• [What the task asks]:
Leave out the pictures and return every entry exactly as it appears.

• [Supplied information]:
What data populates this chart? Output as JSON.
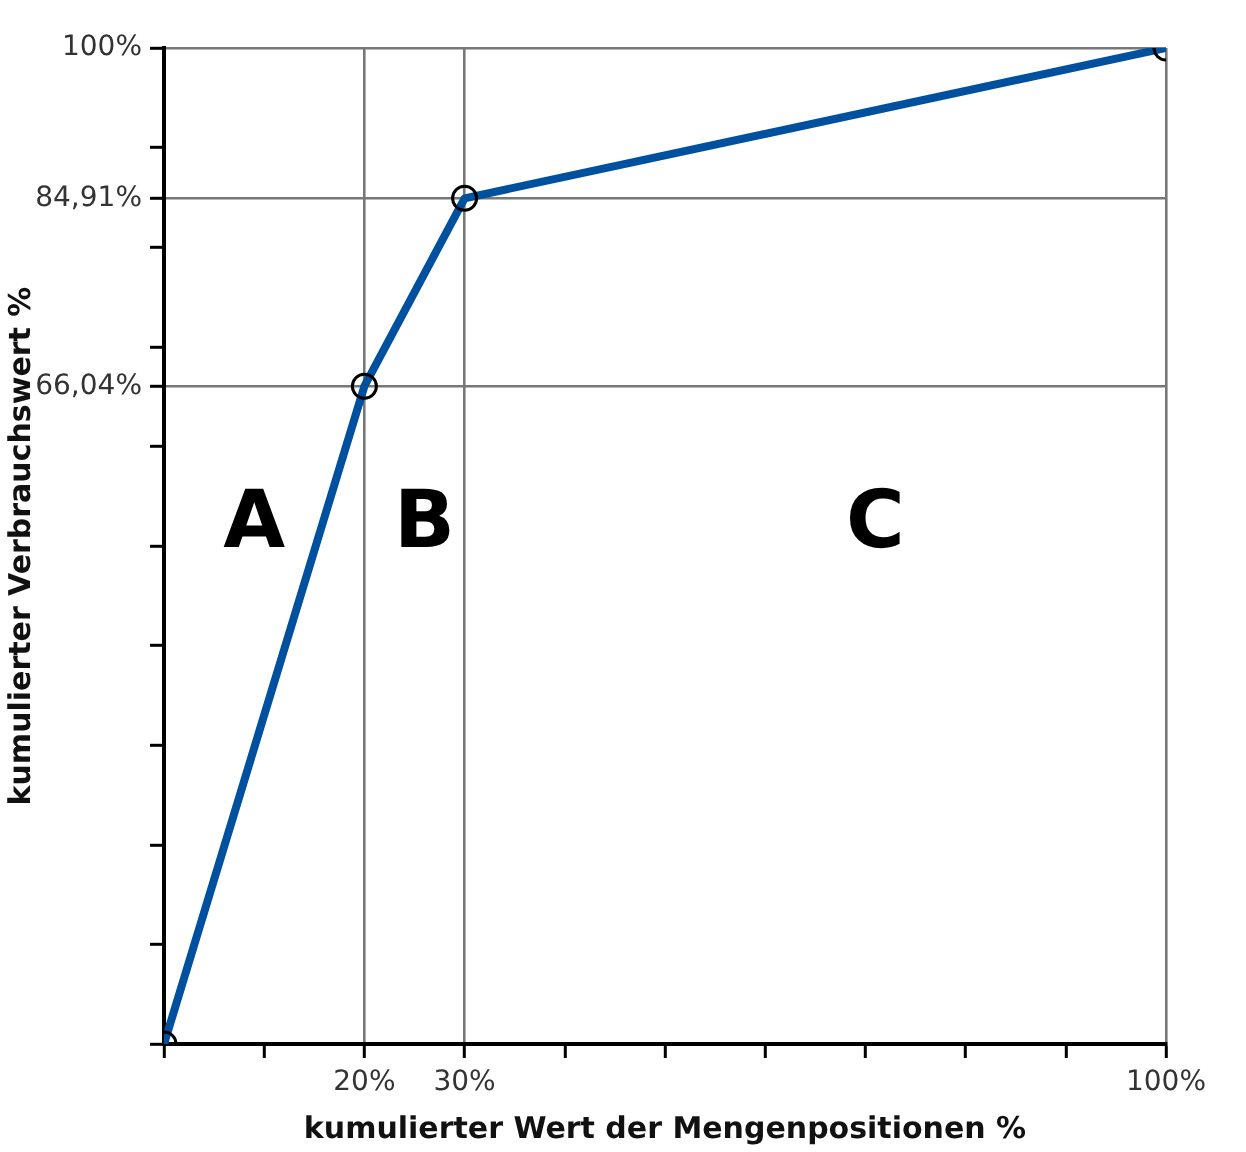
{
  "chart_data": {
    "type": "line",
    "xlabel": "kumulierter Wert der Mengenpositionen %",
    "ylabel": "kumulierter Verbrauchswert %",
    "x": [
      0,
      20,
      30,
      100
    ],
    "series": [
      {
        "color": "#0050a0",
        "values": [
          0,
          66.04,
          84.91,
          100
        ]
      }
    ],
    "xlim": [
      0,
      100
    ],
    "xticks": [
      {
        "value": 0,
        "label": null
      },
      {
        "value": 10,
        "label": null
      },
      {
        "value": 20,
        "label": "20%"
      },
      {
        "value": 30,
        "label": "30%"
      },
      {
        "value": 40,
        "label": null
      },
      {
        "value": 50,
        "label": null
      },
      {
        "value": 60,
        "label": null
      },
      {
        "value": 70,
        "label": null
      },
      {
        "value": 80,
        "label": null
      },
      {
        "value": 90,
        "label": null
      },
      {
        "value": 100,
        "label": "100%"
      }
    ],
    "ylim": [
      0,
      100
    ],
    "yticks": [
      {
        "value": 0,
        "label": null
      },
      {
        "value": 10,
        "label": null
      },
      {
        "value": 20,
        "label": null
      },
      {
        "value": 30,
        "label": null
      },
      {
        "value": 40,
        "label": null
      },
      {
        "value": 50,
        "label": null
      },
      {
        "value": 60,
        "label": null
      },
      {
        "value": 66.04,
        "label": "66,04%"
      },
      {
        "value": 70,
        "label": null
      },
      {
        "value": 80,
        "label": null
      },
      {
        "value": 84.91,
        "label": "84,91%"
      },
      {
        "value": 90,
        "label": null
      },
      {
        "value": 100,
        "label": "100%"
      }
    ],
    "grid": true,
    "marker": "circle",
    "line_style": "solid",
    "legend": false,
    "annotations": [
      "A",
      "B",
      "C"
    ]
  }
}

• [Output of the task]:
What data populates this chart? Output as JSON.
{
  "chart_data": {
    "type": "line",
    "xlabel": "kumulierter Wert der Mengenpositionen %",
    "ylabel": "kumulierter Verbrauchswert %",
    "x": [
      0,
      20,
      30,
      100
    ],
    "series": [
      {
        "color": "#0050a0",
        "values": [
          0,
          66.04,
          84.91,
          100
        ]
      }
    ],
    "xlim": [
      0,
      100
    ],
    "xticks": [
      {
        "value": 0,
        "label": null
      },
      {
        "value": 10,
        "label": null
      },
      {
        "value": 20,
        "label": "20%"
      },
      {
        "value": 30,
        "label": "30%"
      },
      {
        "value": 40,
        "label": null
      },
      {
        "value": 50,
        "label": null
      },
      {
        "value": 60,
        "label": null
      },
      {
        "value": 70,
        "label": null
      },
      {
        "value": 80,
        "label": null
      },
      {
        "value": 90,
        "label": null
      },
      {
        "value": 100,
        "label": "100%"
      }
    ],
    "ylim": [
      0,
      100
    ],
    "yticks": [
      {
        "value": 0,
        "label": null
      },
      {
        "value": 10,
        "label": null
      },
      {
        "value": 20,
        "label": null
      },
      {
        "value": 30,
        "label": null
      },
      {
        "value": 40,
        "label": null
      },
      {
        "value": 50,
        "label": null
      },
      {
        "value": 60,
        "label": null
      },
      {
        "value": 66.04,
        "label": "66,04%"
      },
      {
        "value": 70,
        "label": null
      },
      {
        "value": 80,
        "label": null
      },
      {
        "value": 84.91,
        "label": "84,91%"
      },
      {
        "value": 90,
        "label": null
      },
      {
        "value": 100,
        "label": "100%"
      }
    ],
    "grid": true,
    "marker": "circle",
    "line_style": "solid",
    "legend": false,
    "annotations": [
      "A",
      "B",
      "C"
    ]
  }
}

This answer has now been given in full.